> _Given task_: Sort through the entries below and pull out lines containing the word "meet".

※

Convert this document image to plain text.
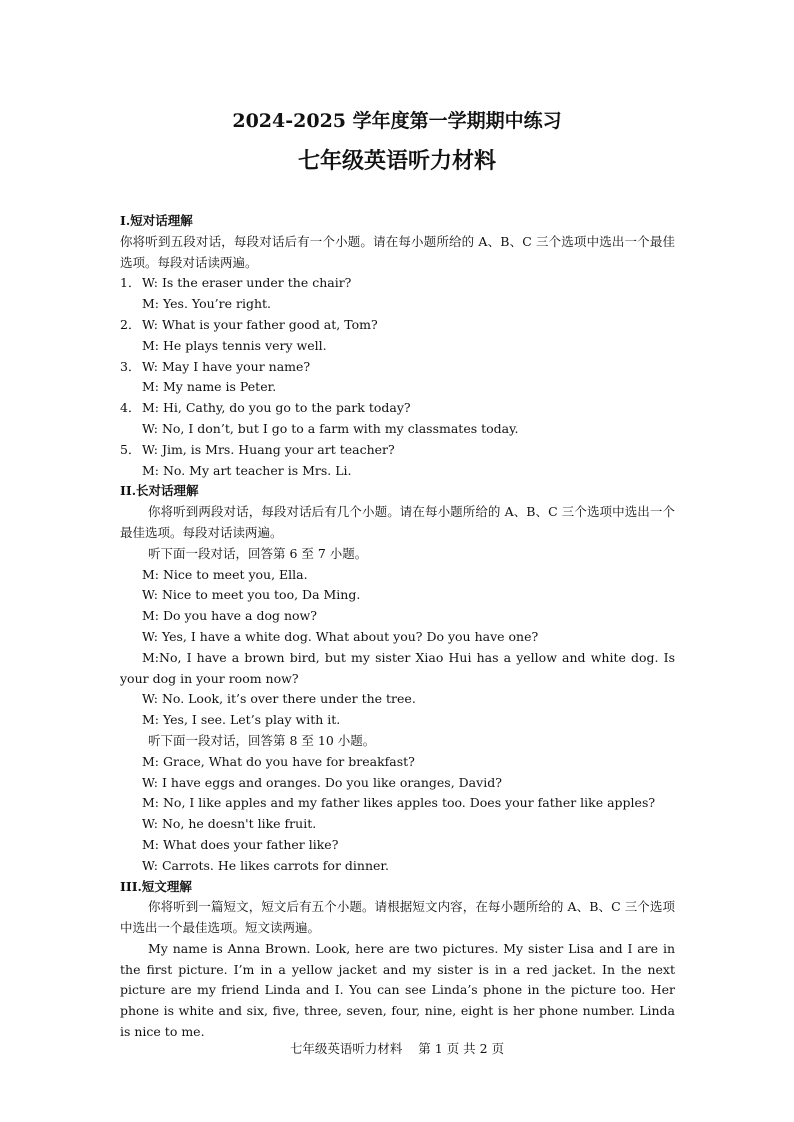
2024-2025 学年度第一学期期中练习
七年级英语听力材料
I.短对话理解
你将听到五段对话，每段对话后有一个小题。请在每小题所给的 A、B、C 三个选项中选出一个最佳选项。每段对话读两遍。
1． W: Is the eraser under the chair?
M: Yes. You’re right.
2． W: What is your father good at, Tom?
M: He plays tennis very well.
3． W: May I have your name?
M: My name is Peter.
4． M: Hi, Cathy, do you go to the park today?
W: No, I don’t, but I go to a farm with my classmates today.
5． W: Jim, is Mrs. Huang your art teacher?
M: No. My art teacher is Mrs. Li.
II.长对话理解
你将听到两段对话，每段对话后有几个小题。请在每小题所给的 A、B、C 三个选项中选出一个最佳选项。每段对话读两遍。
听下面一段对话，回答第 6 至 7 小题。
M: Nice to meet you, Ella.
W: Nice to meet you too, Da Ming.
M: Do you have a dog now?
W: Yes, I have a white dog. What about you? Do you have one?
M:No, I have a brown bird, but my sister Xiao Hui has a yellow and white dog. Is your dog in your room now?
W: No. Look, it’s over there under the tree.
M: Yes, I see. Let’s play with it.
听下面一段对话，回答第 8 至 10 小题。
M: Grace, What do you have for breakfast?
W: I have eggs and oranges. Do you like oranges, David?
M: No, I like apples and my father likes apples too. Does your father like apples?
W: No, he doesn't like fruit.
M: What does your father like?
W: Carrots. He likes carrots for dinner.
III.短文理解
你将听到一篇短文，短文后有五个小题。请根据短文内容，在每小题所给的 A、B、C 三个选项中选出一个最佳选项。短文读两遍。
My name is Anna Brown. Look, here are two pictures. My sister Lisa and I are in the first picture. I’m in a yellow jacket and my sister is in a red jacket. In the next picture are my friend Linda and I. You can see Linda’s phone in the picture too. Her phone is white and six, five, three, seven, four, nine, eight is her phone number. Linda is nice to me.
七年级英语听力材料    第 1 页 共 2 页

※

> _The answer_:
M: Nice to meet you, Ella.
W: Nice to meet you too, Da Ming.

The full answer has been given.